How many of the lines that follow contain the word "this"? Give only the number.

**Figure contents as structured data**
####

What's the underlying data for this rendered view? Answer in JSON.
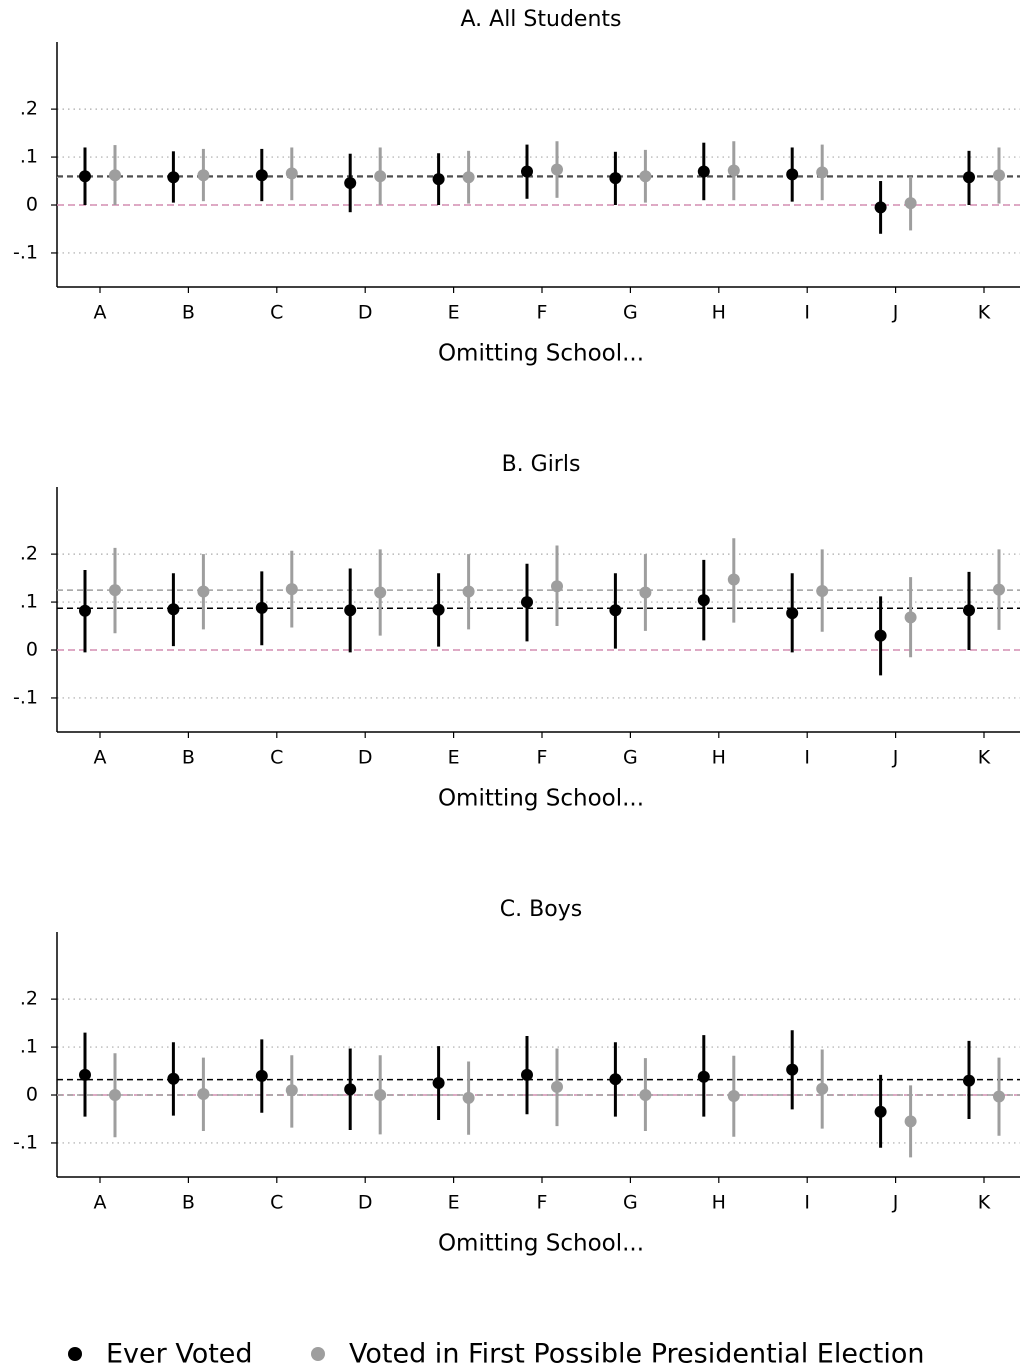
{
  "chart_data": [
    {
      "type": "errorbar",
      "title": "A. All Students",
      "xlabel": "Omitting School...",
      "categories": [
        "A",
        "B",
        "C",
        "D",
        "E",
        "F",
        "G",
        "H",
        "I",
        "J",
        "K"
      ],
      "ylim": [
        -0.171,
        0.34
      ],
      "yticks": [
        {
          "value": 0.2,
          "label": ".2"
        },
        {
          "value": 0.1,
          "label": ".1"
        },
        0,
        {
          "value": -0.1,
          "label": "-.1"
        }
      ],
      "grid": true,
      "hline": 0,
      "hline_color": "#d58fb3",
      "series": [
        {
          "color": "#000000",
          "ref": 0.06,
          "values": [
            0.06,
            0.058,
            0.062,
            0.046,
            0.054,
            0.07,
            0.056,
            0.07,
            0.064,
            -0.005,
            0.058
          ],
          "lower": [
            0,
            0.005,
            0.008,
            -0.015,
            0,
            0.013,
            0,
            0.01,
            0.007,
            -0.06,
            0
          ],
          "upper": [
            0.12,
            0.112,
            0.117,
            0.107,
            0.108,
            0.126,
            0.111,
            0.13,
            0.12,
            0.05,
            0.113
          ]
        },
        {
          "color": "#9e9e9e",
          "ref": 0.058,
          "values": [
            0.062,
            0.062,
            0.066,
            0.06,
            0.058,
            0.074,
            0.06,
            0.072,
            0.068,
            0.004,
            0.062
          ],
          "lower": [
            0,
            0.008,
            0.01,
            0,
            0.003,
            0.015,
            0.005,
            0.01,
            0.01,
            -0.053,
            0.003
          ],
          "upper": [
            0.125,
            0.117,
            0.12,
            0.12,
            0.113,
            0.133,
            0.115,
            0.133,
            0.126,
            0.06,
            0.12
          ]
        }
      ]
    },
    {
      "type": "errorbar",
      "title": "B. Girls",
      "xlabel": "Omitting School...",
      "categories": [
        "A",
        "B",
        "C",
        "D",
        "E",
        "F",
        "G",
        "H",
        "I",
        "J",
        "K"
      ],
      "ylim": [
        -0.171,
        0.34
      ],
      "yticks": [
        {
          "value": 0.2,
          "label": ".2"
        },
        {
          "value": 0.1,
          "label": ".1"
        },
        0,
        {
          "value": -0.1,
          "label": "-.1"
        }
      ],
      "grid": true,
      "hline": 0,
      "hline_color": "#d58fb3",
      "series": [
        {
          "color": "#000000",
          "ref": 0.087,
          "values": [
            0.082,
            0.085,
            0.088,
            0.083,
            0.084,
            0.1,
            0.083,
            0.104,
            0.077,
            0.03,
            0.083
          ],
          "lower": [
            -0.005,
            0.008,
            0.01,
            -0.005,
            0.007,
            0.018,
            0.003,
            0.02,
            -0.005,
            -0.053,
            0
          ],
          "upper": [
            0.167,
            0.16,
            0.164,
            0.17,
            0.16,
            0.18,
            0.16,
            0.188,
            0.16,
            0.112,
            0.163
          ]
        },
        {
          "color": "#9e9e9e",
          "ref": 0.125,
          "values": [
            0.125,
            0.122,
            0.127,
            0.12,
            0.122,
            0.133,
            0.12,
            0.147,
            0.123,
            0.068,
            0.126
          ],
          "lower": [
            0.035,
            0.043,
            0.047,
            0.03,
            0.043,
            0.05,
            0.04,
            0.057,
            0.038,
            -0.015,
            0.042
          ],
          "upper": [
            0.213,
            0.2,
            0.207,
            0.21,
            0.2,
            0.218,
            0.2,
            0.233,
            0.21,
            0.152,
            0.21
          ]
        }
      ]
    },
    {
      "type": "errorbar",
      "title": "C. Boys",
      "xlabel": "Omitting School...",
      "categories": [
        "A",
        "B",
        "C",
        "D",
        "E",
        "F",
        "G",
        "H",
        "I",
        "J",
        "K"
      ],
      "ylim": [
        -0.171,
        0.34
      ],
      "yticks": [
        {
          "value": 0.2,
          "label": ".2"
        },
        {
          "value": 0.1,
          "label": ".1"
        },
        0,
        {
          "value": -0.1,
          "label": "-.1"
        }
      ],
      "grid": true,
      "hline": 0,
      "hline_color": "#d58fb3",
      "series": [
        {
          "color": "#000000",
          "ref": 0.032,
          "values": [
            0.042,
            0.034,
            0.04,
            0.012,
            0.025,
            0.042,
            0.033,
            0.038,
            0.053,
            -0.035,
            0.03
          ],
          "lower": [
            -0.045,
            -0.043,
            -0.037,
            -0.073,
            -0.052,
            -0.04,
            -0.045,
            -0.045,
            -0.03,
            -0.11,
            -0.05
          ],
          "upper": [
            0.13,
            0.11,
            0.116,
            0.097,
            0.102,
            0.123,
            0.11,
            0.125,
            0.135,
            0.042,
            0.113
          ]
        },
        {
          "color": "#9e9e9e",
          "ref": 0,
          "values": [
            0,
            0.002,
            0.01,
            0,
            -0.006,
            0.017,
            0,
            -0.002,
            0.013,
            -0.055,
            -0.003
          ],
          "lower": [
            -0.088,
            -0.075,
            -0.068,
            -0.082,
            -0.083,
            -0.065,
            -0.075,
            -0.087,
            -0.07,
            -0.13,
            -0.085
          ],
          "upper": [
            0.087,
            0.078,
            0.083,
            0.083,
            0.07,
            0.097,
            0.077,
            0.082,
            0.095,
            0.02,
            0.078
          ]
        }
      ]
    }
  ],
  "legend": {
    "entries": [
      {
        "name": "Ever Voted",
        "color": "#000000"
      },
      {
        "name": "Voted in First Possible Presidential Election",
        "color": "#9e9e9e"
      }
    ]
  }
}
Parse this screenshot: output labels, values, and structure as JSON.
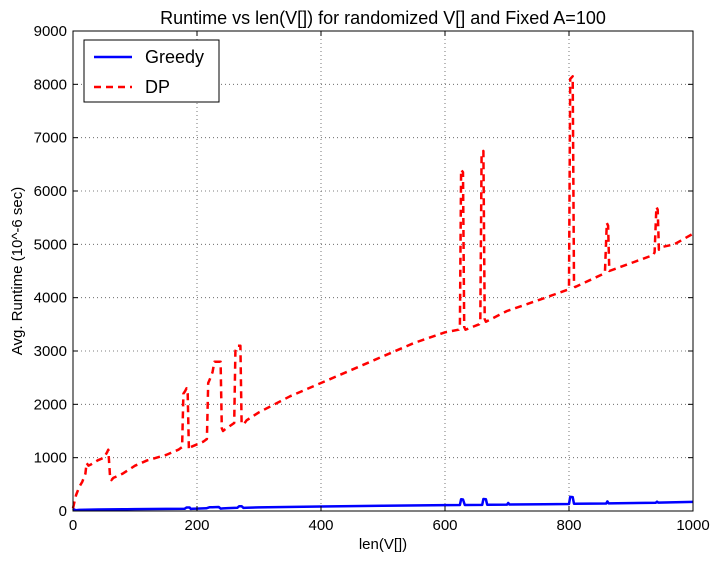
{
  "chart_data": {
    "type": "line",
    "title": "Runtime vs len(V[]) for randomized V[] and Fixed A=100",
    "xlabel": "len(V[])",
    "ylabel": "Avg. Runtime (10^-6 sec)",
    "xlim": [
      0,
      1000
    ],
    "ylim": [
      0,
      9000
    ],
    "xticks": [
      0,
      200,
      400,
      600,
      800,
      1000
    ],
    "yticks": [
      0,
      1000,
      2000,
      3000,
      4000,
      5000,
      6000,
      7000,
      8000,
      9000
    ],
    "grid": true,
    "legend_position": "top-left",
    "series": [
      {
        "name": "Greedy",
        "color": "#0000ff",
        "style": "solid",
        "x": [
          0,
          2,
          4,
          10,
          20,
          40,
          60,
          80,
          100,
          150,
          180,
          183,
          188,
          190,
          193,
          200,
          215,
          220,
          225,
          235,
          238,
          242,
          250,
          265,
          268,
          272,
          275,
          280,
          300,
          400,
          500,
          600,
          624,
          626,
          629,
          632,
          660,
          662,
          666,
          668,
          700,
          702,
          704,
          760,
          800,
          802,
          806,
          808,
          860,
          862,
          864,
          940,
          942,
          944,
          1000
        ],
        "y": [
          10,
          30,
          15,
          20,
          25,
          28,
          30,
          32,
          35,
          40,
          42,
          65,
          65,
          40,
          42,
          45,
          50,
          70,
          72,
          75,
          45,
          48,
          55,
          60,
          90,
          90,
          58,
          60,
          68,
          85,
          100,
          110,
          112,
          220,
          215,
          112,
          115,
          225,
          220,
          118,
          120,
          150,
          122,
          128,
          132,
          265,
          260,
          135,
          140,
          180,
          142,
          155,
          175,
          158,
          170
        ]
      },
      {
        "name": "DP",
        "color": "#ff0000",
        "style": "dashed",
        "x": [
          0,
          2,
          5,
          10,
          15,
          20,
          22,
          25,
          30,
          40,
          50,
          55,
          57,
          60,
          62,
          65,
          80,
          100,
          120,
          150,
          170,
          176,
          178,
          181,
          183,
          185,
          187,
          190,
          210,
          216,
          218,
          220,
          225,
          228,
          238,
          240,
          242,
          244,
          260,
          262,
          265,
          270,
          272,
          275,
          280,
          300,
          350,
          400,
          450,
          500,
          550,
          600,
          622,
          624,
          626,
          629,
          631,
          633,
          655,
          657,
          659,
          662,
          664,
          666,
          700,
          750,
          798,
          800,
          802,
          806,
          808,
          810,
          856,
          858,
          861,
          863,
          865,
          936,
          938,
          941,
          943,
          945,
          950,
          970,
          1000
        ],
        "y": [
          50,
          150,
          300,
          450,
          550,
          700,
          900,
          850,
          880,
          950,
          1000,
          1100,
          1150,
          600,
          580,
          620,
          700,
          850,
          950,
          1050,
          1150,
          1200,
          2200,
          2250,
          2300,
          2200,
          1150,
          1200,
          1300,
          1350,
          2400,
          2450,
          2600,
          2800,
          2800,
          1550,
          1500,
          1520,
          1650,
          3000,
          3100,
          3100,
          1650,
          1620,
          1700,
          1850,
          2150,
          2400,
          2650,
          2900,
          3150,
          3350,
          3400,
          3450,
          6400,
          6350,
          3450,
          3400,
          3500,
          3550,
          6700,
          6750,
          3600,
          3550,
          3750,
          3950,
          4150,
          4200,
          8100,
          8150,
          4250,
          4200,
          4450,
          4500,
          5400,
          5350,
          4500,
          4800,
          4850,
          5700,
          5650,
          4900,
          4950,
          5000,
          5200
        ]
      }
    ]
  }
}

####

**RIGHT ANSWER**
2